▶ Provided records
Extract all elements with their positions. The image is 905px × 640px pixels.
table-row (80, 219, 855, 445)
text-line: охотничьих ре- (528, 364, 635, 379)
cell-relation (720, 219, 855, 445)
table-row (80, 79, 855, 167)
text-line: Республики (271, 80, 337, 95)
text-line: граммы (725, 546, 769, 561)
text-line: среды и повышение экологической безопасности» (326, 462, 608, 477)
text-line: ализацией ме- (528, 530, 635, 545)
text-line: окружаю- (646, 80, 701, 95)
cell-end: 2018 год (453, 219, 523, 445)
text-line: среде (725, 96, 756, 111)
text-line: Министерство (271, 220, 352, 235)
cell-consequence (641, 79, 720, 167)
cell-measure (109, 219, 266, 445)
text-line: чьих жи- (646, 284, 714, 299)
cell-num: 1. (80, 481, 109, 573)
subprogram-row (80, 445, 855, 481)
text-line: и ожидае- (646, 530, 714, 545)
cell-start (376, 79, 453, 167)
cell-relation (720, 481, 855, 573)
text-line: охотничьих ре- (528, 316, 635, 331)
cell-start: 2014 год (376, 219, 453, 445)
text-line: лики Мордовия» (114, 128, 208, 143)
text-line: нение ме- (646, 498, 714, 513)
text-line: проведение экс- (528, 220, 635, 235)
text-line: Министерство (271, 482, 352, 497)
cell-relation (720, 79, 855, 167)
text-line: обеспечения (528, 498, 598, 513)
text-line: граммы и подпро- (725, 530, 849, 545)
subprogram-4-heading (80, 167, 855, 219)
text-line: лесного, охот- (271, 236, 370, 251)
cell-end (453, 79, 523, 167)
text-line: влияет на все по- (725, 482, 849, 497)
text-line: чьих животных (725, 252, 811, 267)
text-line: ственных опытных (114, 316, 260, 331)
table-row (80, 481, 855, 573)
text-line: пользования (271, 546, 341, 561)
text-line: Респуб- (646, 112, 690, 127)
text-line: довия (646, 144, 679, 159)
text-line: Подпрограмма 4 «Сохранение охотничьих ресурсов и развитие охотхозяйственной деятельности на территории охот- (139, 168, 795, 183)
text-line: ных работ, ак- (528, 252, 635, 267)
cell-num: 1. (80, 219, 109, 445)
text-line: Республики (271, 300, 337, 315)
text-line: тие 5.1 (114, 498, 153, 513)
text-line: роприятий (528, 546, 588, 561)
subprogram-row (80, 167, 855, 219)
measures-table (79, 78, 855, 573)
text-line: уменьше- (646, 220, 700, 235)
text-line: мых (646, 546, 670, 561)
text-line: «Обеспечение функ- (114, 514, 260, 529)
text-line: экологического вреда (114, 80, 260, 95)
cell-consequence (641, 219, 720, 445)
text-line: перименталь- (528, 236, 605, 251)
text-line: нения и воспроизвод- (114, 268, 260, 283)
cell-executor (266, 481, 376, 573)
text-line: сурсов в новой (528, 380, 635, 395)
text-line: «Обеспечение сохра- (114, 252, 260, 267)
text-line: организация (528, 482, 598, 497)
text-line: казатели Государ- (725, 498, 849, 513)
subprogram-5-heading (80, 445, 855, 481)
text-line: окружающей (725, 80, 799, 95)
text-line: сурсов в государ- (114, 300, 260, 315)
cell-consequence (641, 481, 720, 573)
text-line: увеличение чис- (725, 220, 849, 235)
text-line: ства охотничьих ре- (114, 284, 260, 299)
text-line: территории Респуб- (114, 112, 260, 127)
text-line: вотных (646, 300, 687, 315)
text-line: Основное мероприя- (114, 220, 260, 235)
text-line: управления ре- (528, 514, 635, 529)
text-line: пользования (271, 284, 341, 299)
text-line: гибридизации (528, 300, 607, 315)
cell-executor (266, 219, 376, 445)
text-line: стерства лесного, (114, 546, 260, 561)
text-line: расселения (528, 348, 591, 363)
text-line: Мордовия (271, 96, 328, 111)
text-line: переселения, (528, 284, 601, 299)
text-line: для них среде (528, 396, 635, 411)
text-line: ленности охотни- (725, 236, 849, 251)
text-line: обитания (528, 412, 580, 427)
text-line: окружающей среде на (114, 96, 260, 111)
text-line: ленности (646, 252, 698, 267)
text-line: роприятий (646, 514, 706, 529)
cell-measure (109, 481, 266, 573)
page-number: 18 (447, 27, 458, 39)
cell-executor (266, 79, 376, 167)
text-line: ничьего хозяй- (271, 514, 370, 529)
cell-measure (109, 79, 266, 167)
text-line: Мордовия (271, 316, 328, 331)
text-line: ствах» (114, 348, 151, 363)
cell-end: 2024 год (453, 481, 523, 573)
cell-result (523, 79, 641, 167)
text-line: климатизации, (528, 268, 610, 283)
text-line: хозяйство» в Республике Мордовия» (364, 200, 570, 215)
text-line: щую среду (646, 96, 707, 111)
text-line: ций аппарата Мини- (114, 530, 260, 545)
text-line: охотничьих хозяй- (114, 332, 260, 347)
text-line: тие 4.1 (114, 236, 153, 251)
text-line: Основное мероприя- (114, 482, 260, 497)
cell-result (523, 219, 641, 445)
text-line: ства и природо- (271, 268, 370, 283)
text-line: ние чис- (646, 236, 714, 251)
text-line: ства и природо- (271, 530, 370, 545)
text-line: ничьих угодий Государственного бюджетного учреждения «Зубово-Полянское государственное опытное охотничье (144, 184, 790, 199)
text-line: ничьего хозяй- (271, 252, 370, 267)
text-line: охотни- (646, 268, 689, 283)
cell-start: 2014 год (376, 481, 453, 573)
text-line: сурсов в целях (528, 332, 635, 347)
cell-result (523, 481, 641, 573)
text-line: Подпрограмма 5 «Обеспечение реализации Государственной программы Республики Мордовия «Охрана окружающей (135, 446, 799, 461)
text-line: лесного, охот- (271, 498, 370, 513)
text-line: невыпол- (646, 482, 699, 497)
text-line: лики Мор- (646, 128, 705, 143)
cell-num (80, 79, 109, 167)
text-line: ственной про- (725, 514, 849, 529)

▶ Task statement
Please put the material into a Markdown table with the columns "Row" and "Content". Begin at the first line of the material, stop after the line that contains "text-line: Министерство (271, 220, 352, 235)", include both of those lines, and leave out blank lines.

▶ Solved exercise
| Row | Content |
|---|---|
| 1 | Extract all elements with their positions. The image is 905px × 640px pixels. |
| 2 | table-row (80, 219, 855, 445) |
| 3 | text-line: охотничьих ре- (528, 364, 635, 379) |
| 4 | cell-relation (720, 219, 855, 445) |
| 5 | table-row (80, 79, 855, 167) |
| 6 | text-line: Республики (271, 80, 337, 95) |
| 7 | text-line: граммы (725, 546, 769, 561) |
| 8 | text-line: среды и повышение экологической безопасности» (326, 462, 608, 477) |
| 9 | text-line: ализацией ме- (528, 530, 635, 545) |
| 10 | text-line: окружаю- (646, 80, 701, 95) |
| 11 | cell-end: 2018 год (453, 219, 523, 445) |
| 12 | text-line: среде (725, 96, 756, 111) |
| 13 | text-line: Министерство (271, 220, 352, 235) |